- _Directive_: Transcribe the lines below verbatim, skipping the images.

- _Exercise materials_:
★ ★ ★ ★

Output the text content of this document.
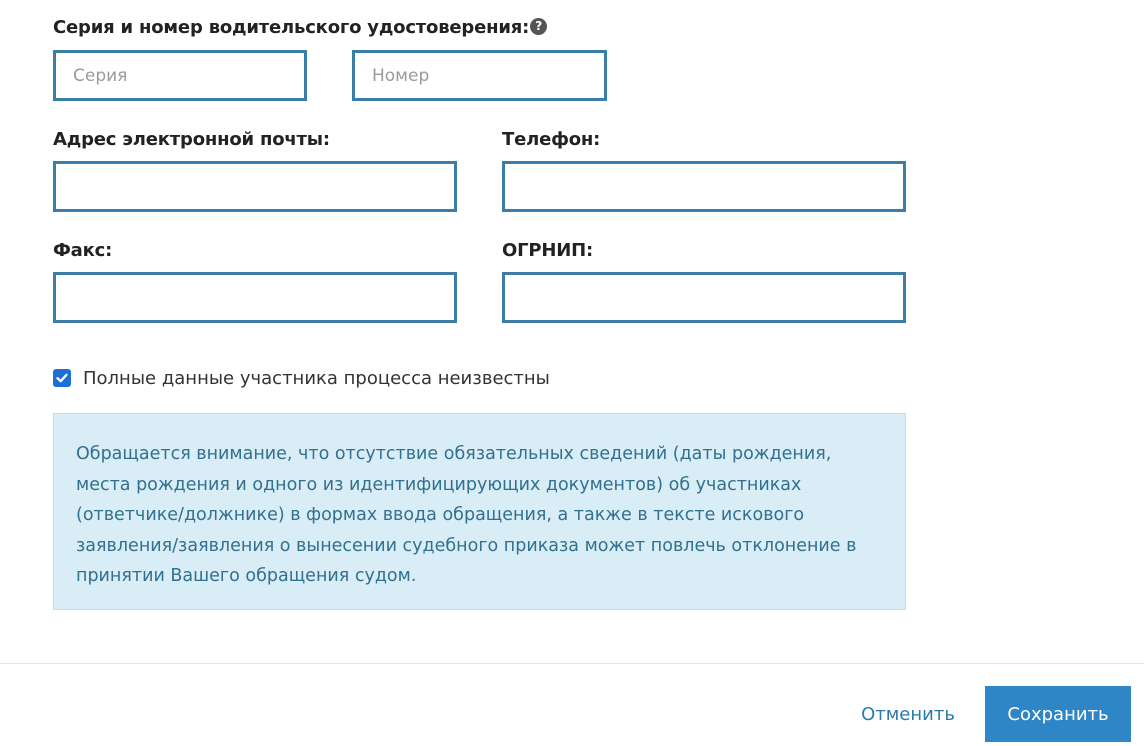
Серия и номер водительского удостоверения: ?
Серия
Номер
Адрес электронной почты:	Телефон:
Факс:	ОГРНИП:
Полные данные участника процесса неизвестны
Обращается внимание, что отсутствие обязательных сведений (даты рождения, места рождения и одного из идентифицирующих документов) об участниках (ответчике/должнике) в формах ввода обращения, а также в тексте искового заявления/заявления о вынесении судебного приказа может повлечь отклонение в принятии Вашего обращения судом.
Отменить	Сохранить
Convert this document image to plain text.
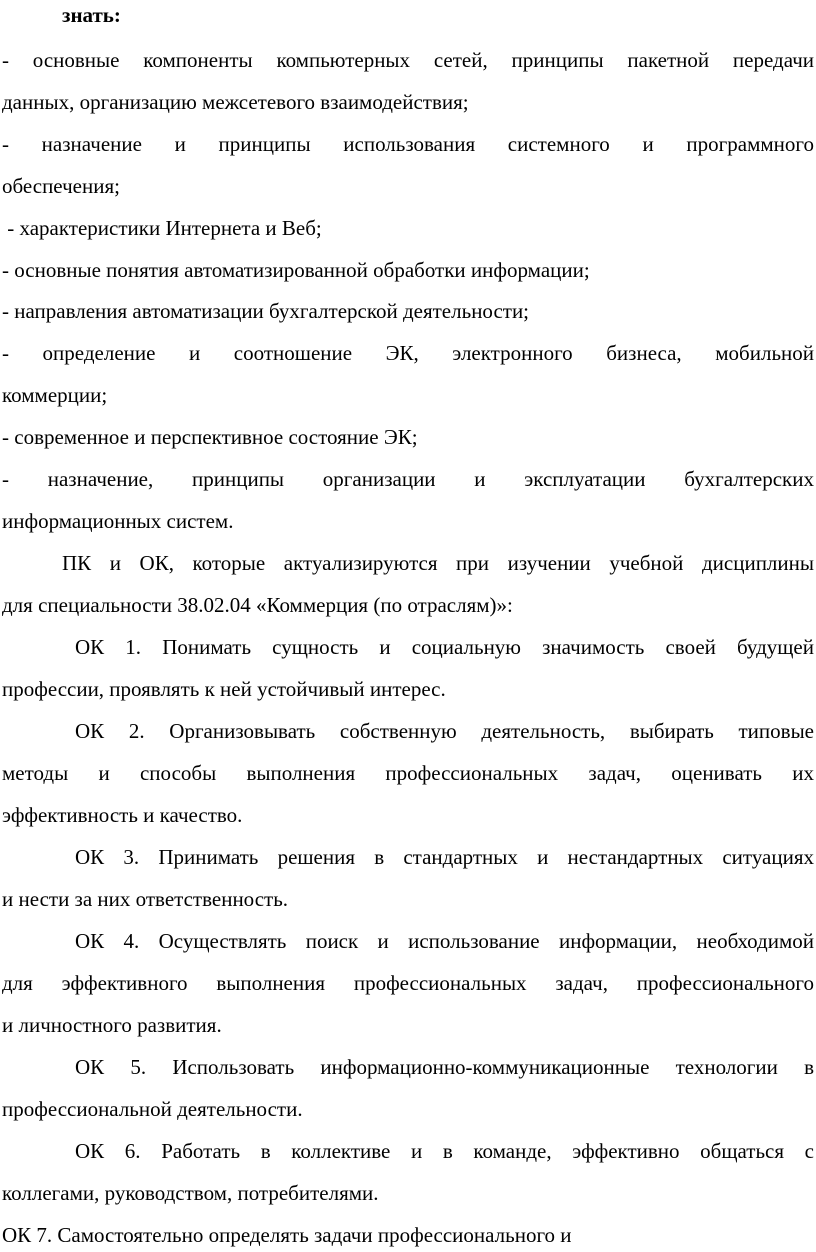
знать:
- основные компоненты компьютерных сетей, принципы пакетной передачи
данных, организацию межсетевого взаимодействия;
- назначение и принципы использования системного и программного
обеспечения;
- характеристики Интернета и Веб;
- основные понятия автоматизированной обработки информации;
- направления автоматизации бухгалтерской деятельности;
- определение и соотношение ЭК, электронного бизнеса, мобильной
коммерции;
- современное и перспективное состояние ЭК;
- назначение, принципы организации и эксплуатации бухгалтерских
информационных систем.
ПК и ОК, которые актуализируются при изучении учебной дисциплины
для специальности 38.02.04 «Коммерция (по отраслям)»:
ОК 1. Понимать сущность и социальную значимость своей будущей
профессии, проявлять к ней устойчивый интерес.
ОК 2. Организовывать собственную деятельность, выбирать типовые
методы и способы выполнения профессиональных задач, оценивать их
эффективность и качество.
ОК 3. Принимать решения в стандартных и нестандартных ситуациях
и нести за них ответственность.
ОК 4. Осуществлять поиск и использование информации, необходимой
для эффективного выполнения профессиональных задач, профессионального
и личностного развития.
ОК 5. Использовать информационно-коммуникационные технологии в
профессиональной деятельности.
ОК 6. Работать в коллективе и в команде, эффективно общаться с
коллегами, руководством, потребителями.
ОК 7. Самостоятельно определять задачи профессионального и
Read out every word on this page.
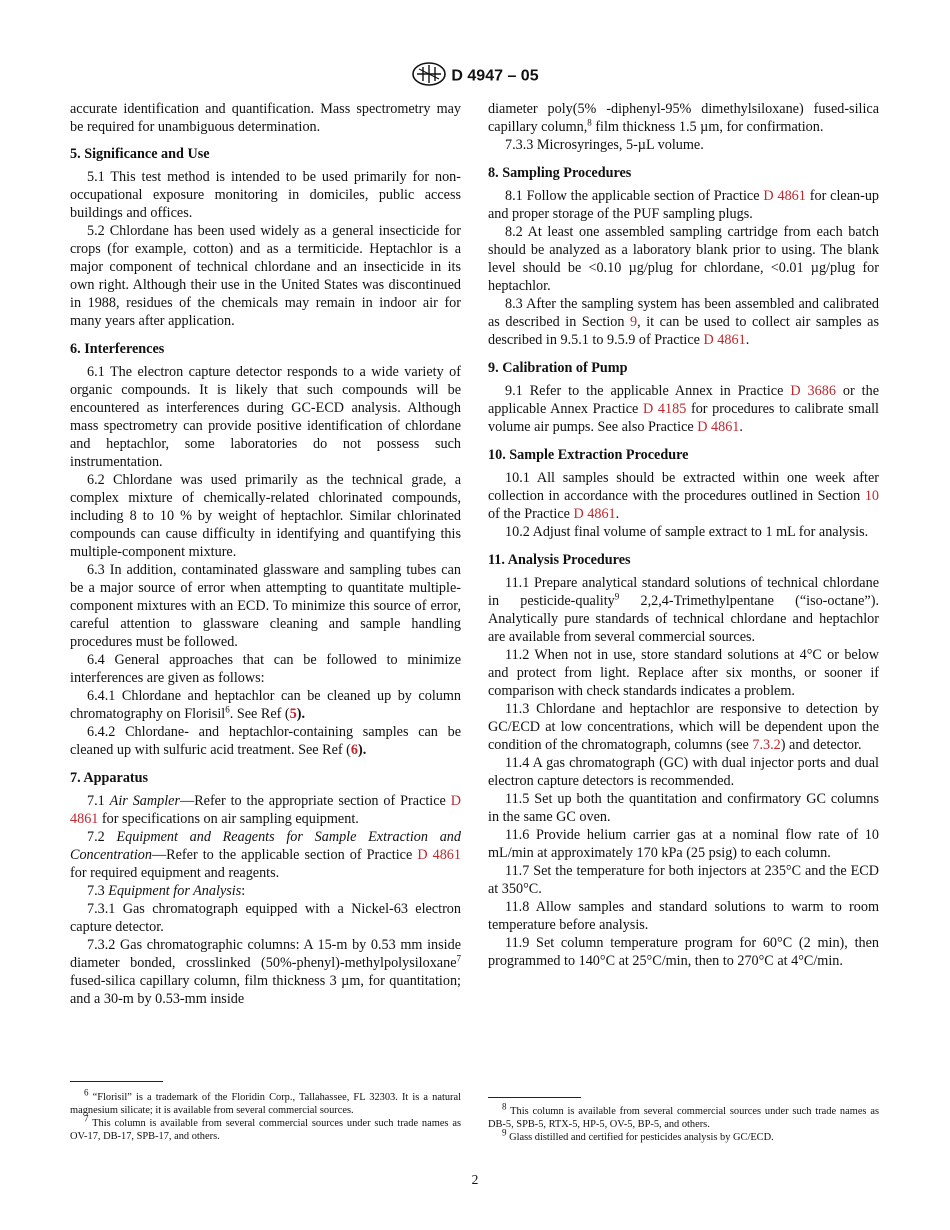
D 4947 – 05

accurate identification and quantification. Mass spectrometry may be required for unambiguous determination.

5. Significance and Use

5.1 This test method is intended to be used primarily for non-occupational exposure monitoring in domiciles, public access buildings and offices.

5.2 Chlordane has been used widely as a general insecticide for crops (for example, cotton) and as a termiticide. Heptachlor is a major component of technical chlordane and an insecticide in its own right. Although their use in the United States was discontinued in 1988, residues of the chemicals may remain in indoor air for many years after application.

6. Interferences

6.1 The electron capture detector responds to a wide variety of organic compounds. It is likely that such compounds will be encountered as interferences during GC-ECD analysis. Although mass spectrometry can provide positive identification of chlordane and heptachlor, some laboratories do not possess such instrumentation.

6.2 Chlordane was used primarily as the technical grade, a complex mixture of chemically-related chlorinated compounds, including 8 to 10 % by weight of heptachlor. Similar chlorinated compounds can cause difficulty in identifying and quantifying this multiple-component mixture.

6.3 In addition, contaminated glassware and sampling tubes can be a major source of error when attempting to quantitate multiple-component mixtures with an ECD. To minimize this source of error, careful attention to glassware cleaning and sample handling procedures must be followed.

6.4 General approaches that can be followed to minimize interferences are given as follows:

6.4.1 Chlordane and heptachlor can be cleaned up by column chromatography on Florisil$^6$. See Ref (5).

6.4.2 Chlordane- and heptachlor-containing samples can be cleaned up with sulfuric acid treatment. See Ref (6).

7. Apparatus

7.1 Air Sampler—Refer to the appropriate section of Practice D 4861 for specifications on air sampling equipment.

7.2 Equipment and Reagents for Sample Extraction and Concentration—Refer to the applicable section of Practice D 4861 for required equipment and reagents.

7.3 Equipment for Analysis:

7.3.1 Gas chromatograph equipped with a Nickel-63 electron capture detector.

7.3.2 Gas chromatographic columns: A 15-m by 0.53 mm inside diameter bonded, crosslinked (50%-phenyl)-methylpolysiloxane$^7$ fused-silica capillary column, film thickness 3 µm, for quantitation; and a 30-m by 0.53-mm inside

diameter poly(5% -diphenyl-95% dimethylsiloxane) fused-silica capillary column,$^8$ film thickness 1.5 µm, for confirmation.

7.3.3 Microsyringes, 5-µL volume.

8. Sampling Procedures

8.1 Follow the applicable section of Practice D 4861 for clean-up and proper storage of the PUF sampling plugs.

8.2 At least one assembled sampling cartridge from each batch should be analyzed as a laboratory blank prior to using. The blank level should be <0.10 µg/plug for chlordane, <0.01 µg/plug for heptachlor.

8.3 After the sampling system has been assembled and calibrated as described in Section 9, it can be used to collect air samples as described in 9.5.1 to 9.5.9 of Practice D 4861.

9. Calibration of Pump

9.1 Refer to the applicable Annex in Practice D 3686 or the applicable Annex Practice D 4185 for procedures to calibrate small volume air pumps. See also Practice D 4861.

10. Sample Extraction Procedure

10.1 All samples should be extracted within one week after collection in accordance with the procedures outlined in Section 10 of the Practice D 4861.

10.2 Adjust final volume of sample extract to 1 mL for analysis.

11. Analysis Procedures

11.1 Prepare analytical standard solutions of technical chlordane in pesticide-quality$^9$ 2,2,4-Trimethylpentane (“iso-octane”). Analytically pure standards of technical chlordane and heptachlor are available from several commercial sources.

11.2 When not in use, store standard solutions at 4°C or below and protect from light. Replace after six months, or sooner if comparison with check standards indicates a problem.

11.3 Chlordane and heptachlor are responsive to detection by GC/ECD at low concentrations, which will be dependent upon the condition of the chromatograph, columns (see 7.3.2) and detector.

11.4 A gas chromatograph (GC) with dual injector ports and dual electron capture detectors is recommended.

11.5 Set up both the quantitation and confirmatory GC columns in the same GC oven.

11.6 Provide helium carrier gas at a nominal flow rate of 10 mL/min at approximately 170 kPa (25 psig) to each column.

11.7 Set the temperature for both injectors at 235°C and the ECD at 350°C.

11.8 Allow samples and standard solutions to warm to room temperature before analysis.

11.9 Set column temperature program for 60°C (2 min), then programmed to 140°C at 25°C/min, then to 270°C at 4°C/min.

$^6$ “Florisil” is a trademark of the Floridin Corp., Tallahassee, FL 32303. It is a natural magnesium silicate; it is available from several commercial sources.

$^7$ This column is available from several commercial sources under such trade names as OV-17, DB-17, SPB-17, and others.

$^8$ This column is available from several commercial sources under such trade names as DB-5, SPB-5, RTX-5, HP-5, OV-5, BP-5, and others.

$^9$ Glass distilled and certified for pesticides analysis by GC/ECD.

2
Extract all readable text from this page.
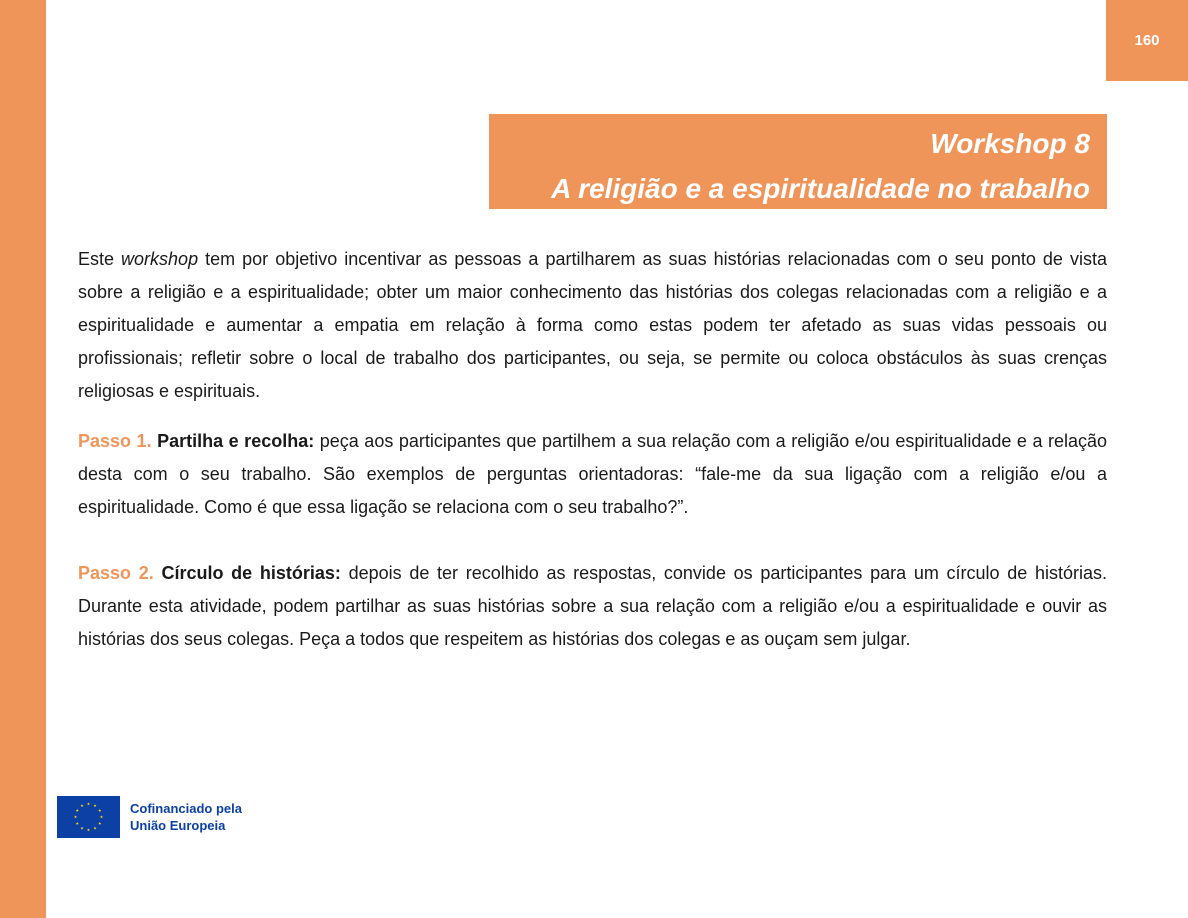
160
Workshop 8
A religião e a espiritualidade no trabalho

Este workshop tem por objetivo incentivar as pessoas a partilharem as suas histórias relacionadas com o seu ponto de vista sobre a religião e a espiritualidade; obter um maior conhecimento das histórias dos colegas relacionadas com a religião e a espiritualidade e aumentar a empatia em relação à forma como estas podem ter afetado as suas vidas pessoais ou profissionais; refletir sobre o local de trabalho dos participantes, ou seja, se permite ou coloca obstáculos às suas crenças religiosas e espirituais.

Passo 1. Partilha e recolha: peça aos participantes que partilhem a sua relação com a religião e/ou espiritualidade e a relação desta com o seu trabalho. São exemplos de perguntas orientadoras: “fale-me da sua ligação com a religião e/ou a espiritualidade. Como é que essa ligação se relaciona com o seu trabalho?”.

Passo 2. Círculo de histórias: depois de ter recolhido as respostas, convide os participantes para um círculo de histórias. Durante esta atividade, podem partilhar as suas histórias sobre a sua relação com a religião e/ou a espiritualidade e ouvir as histórias dos seus colegas. Peça a todos que respeitem as histórias dos colegas e as ouçam sem julgar.

Cofinanciado pela
União Europeia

★ ★ ★ ★

- _Solution to the exercise_:
Output the text content of this document.
Серия и номер водительского удостоверения: ?
Серия
Номер
Адрес электронной почты:	Телефон:
Факс:	ОГРНИП:
Полные данные участника процесса неизвестны
Обращается внимание, что отсутствие обязательных сведений (даты рождения, места рождения и одного из идентифицирующих документов) об участниках (ответчике/должнике) в формах ввода обращения, а также в тексте искового заявления/заявления о вынесении судебного приказа может повлечь отклонение в принятии Вашего обращения судом.
Отменить	Сохранить
Convert this document image to plain text.
знать:
- основные компоненты компьютерных сетей, принципы пакетной передачи
данных, организацию межсетевого взаимодействия;
- назначение и принципы использования системного и программного
обеспечения;
- характеристики Интернета и Веб;
- основные понятия автоматизированной обработки информации;
- направления автоматизации бухгалтерской деятельности;
- определение и соотношение ЭК, электронного бизнеса, мобильной
коммерции;
- современное и перспективное состояние ЭК;
- назначение, принципы организации и эксплуатации бухгалтерских
информационных систем.
ПК и ОК, которые актуализируются при изучении учебной дисциплины
для специальности 38.02.04 «Коммерция (по отраслям)»:
ОК 1. Понимать сущность и социальную значимость своей будущей
профессии, проявлять к ней устойчивый интерес.
ОК 2. Организовывать собственную деятельность, выбирать типовые
методы и способы выполнения профессиональных задач, оценивать их
эффективность и качество.
ОК 3. Принимать решения в стандартных и нестандартных ситуациях
и нести за них ответственность.
ОК 4. Осуществлять поиск и использование информации, необходимой
для эффективного выполнения профессиональных задач, профессионального
и личностного развития.
ОК 5. Использовать информационно-коммуникационные технологии в
профессиональной деятельности.
ОК 6. Работать в коллективе и в команде, эффективно общаться с
коллегами, руководством, потребителями.
ОК 7. Самостоятельно определять задачи профессионального и
Read out every word on this page.
D 4947 – 05

accurate identification and quantification. Mass spectrometry may be required for unambiguous determination.

5. Significance and Use

5.1 This test method is intended to be used primarily for non-occupational exposure monitoring in domiciles, public access buildings and offices.

5.2 Chlordane has been used widely as a general insecticide for crops (for example, cotton) and as a termiticide. Heptachlor is a major component of technical chlordane and an insecticide in its own right. Although their use in the United States was discontinued in 1988, residues of the chemicals may remain in indoor air for many years after application.

6. Interferences

6.1 The electron capture detector responds to a wide variety of organic compounds. It is likely that such compounds will be encountered as interferences during GC-ECD analysis. Although mass spectrometry can provide positive identification of chlordane and heptachlor, some laboratories do not possess such instrumentation.

6.2 Chlordane was used primarily as the technical grade, a complex mixture of chemically-related chlorinated compounds, including 8 to 10 % by weight of heptachlor. Similar chlorinated compounds can cause difficulty in identifying and quantifying this multiple-component mixture.

6.3 In addition, contaminated glassware and sampling tubes can be a major source of error when attempting to quantitate multiple-component mixtures with an ECD. To minimize this source of error, careful attention to glassware cleaning and sample handling procedures must be followed.

6.4 General approaches that can be followed to minimize interferences are given as follows:

6.4.1 Chlordane and heptachlor can be cleaned up by column chromatography on Florisil$^6$. See Ref (5).

6.4.2 Chlordane- and heptachlor-containing samples can be cleaned up with sulfuric acid treatment. See Ref (6).

7. Apparatus

7.1 Air Sampler—Refer to the appropriate section of Practice D 4861 for specifications on air sampling equipment.

7.2 Equipment and Reagents for Sample Extraction and Concentration—Refer to the applicable section of Practice D 4861 for required equipment and reagents.

7.3 Equipment for Analysis:

7.3.1 Gas chromatograph equipped with a Nickel-63 electron capture detector.

7.3.2 Gas chromatographic columns: A 15-m by 0.53 mm inside diameter bonded, crosslinked (50%-phenyl)-methylpolysiloxane$^7$ fused-silica capillary column, film thickness 3 µm, for quantitation; and a 30-m by 0.53-mm inside

diameter poly(5% -diphenyl-95% dimethylsiloxane) fused-silica capillary column,$^8$ film thickness 1.5 µm, for confirmation.

7.3.3 Microsyringes, 5-µL volume.

8. Sampling Procedures

8.1 Follow the applicable section of Practice D 4861 for clean-up and proper storage of the PUF sampling plugs.

8.2 At least one assembled sampling cartridge from each batch should be analyzed as a laboratory blank prior to using. The blank level should be <0.10 µg/plug for chlordane, <0.01 µg/plug for heptachlor.

8.3 After the sampling system has been assembled and calibrated as described in Section 9, it can be used to collect air samples as described in 9.5.1 to 9.5.9 of Practice D 4861.

9. Calibration of Pump

9.1 Refer to the applicable Annex in Practice D 3686 or the applicable Annex Practice D 4185 for procedures to calibrate small volume air pumps. See also Practice D 4861.

10. Sample Extraction Procedure

10.1 All samples should be extracted within one week after collection in accordance with the procedures outlined in Section 10 of the Practice D 4861.

10.2 Adjust final volume of sample extract to 1 mL for analysis.

11. Analysis Procedures

11.1 Prepare analytical standard solutions of technical chlordane in pesticide-quality$^9$ 2,2,4-Trimethylpentane (“iso-octane”). Analytically pure standards of technical chlordane and heptachlor are available from several commercial sources.

11.2 When not in use, store standard solutions at 4°C or below and protect from light. Replace after six months, or sooner if comparison with check standards indicates a problem.

11.3 Chlordane and heptachlor are responsive to detection by GC/ECD at low concentrations, which will be dependent upon the condition of the chromatograph, columns (see 7.3.2) and detector.

11.4 A gas chromatograph (GC) with dual injector ports and dual electron capture detectors is recommended.

11.5 Set up both the quantitation and confirmatory GC columns in the same GC oven.

11.6 Provide helium carrier gas at a nominal flow rate of 10 mL/min at approximately 170 kPa (25 psig) to each column.

11.7 Set the temperature for both injectors at 235°C and the ECD at 350°C.

11.8 Allow samples and standard solutions to warm to room temperature before analysis.

11.9 Set column temperature program for 60°C (2 min), then programmed to 140°C at 25°C/min, then to 270°C at 4°C/min.

$^6$ “Florisil” is a trademark of the Floridin Corp., Tallahassee, FL 32303. It is a natural magnesium silicate; it is available from several commercial sources.

$^7$ This column is available from several commercial sources under such trade names as OV-17, DB-17, SPB-17, and others.

$^8$ This column is available from several commercial sources under such trade names as DB-5, SPB-5, RTX-5, HP-5, OV-5, BP-5, and others.

$^9$ Glass distilled and certified for pesticides analysis by GC/ECD.

2
Extract all readable text from this page.
160
Workshop 8
A religião e a espiritualidade no trabalho

Este workshop tem por objetivo incentivar as pessoas a partilharem as suas histórias relacionadas com o seu ponto de vista sobre a religião e a espiritualidade; obter um maior conhecimento das histórias dos colegas relacionadas com a religião e a espiritualidade e aumentar a empatia em relação à forma como estas podem ter afetado as suas vidas pessoais ou profissionais; refletir sobre o local de trabalho dos participantes, ou seja, se permite ou coloca obstáculos às suas crenças religiosas e espirituais.

Passo 1. Partilha e recolha: peça aos participantes que partilhem a sua relação com a religião e/ou espiritualidade e a relação desta com o seu trabalho. São exemplos de perguntas orientadoras: “fale-me da sua ligação com a religião e/ou a espiritualidade. Como é que essa ligação se relaciona com o seu trabalho?”.

Passo 2. Círculo de histórias: depois de ter recolhido as respostas, convide os participantes para um círculo de histórias. Durante esta atividade, podem partilhar as suas histórias sobre a sua relação com a religião e/ou a espiritualidade e ouvir as histórias dos seus colegas. Peça a todos que respeitem as histórias dos colegas e as ouçam sem julgar.

Cofinanciado pela
União Europeia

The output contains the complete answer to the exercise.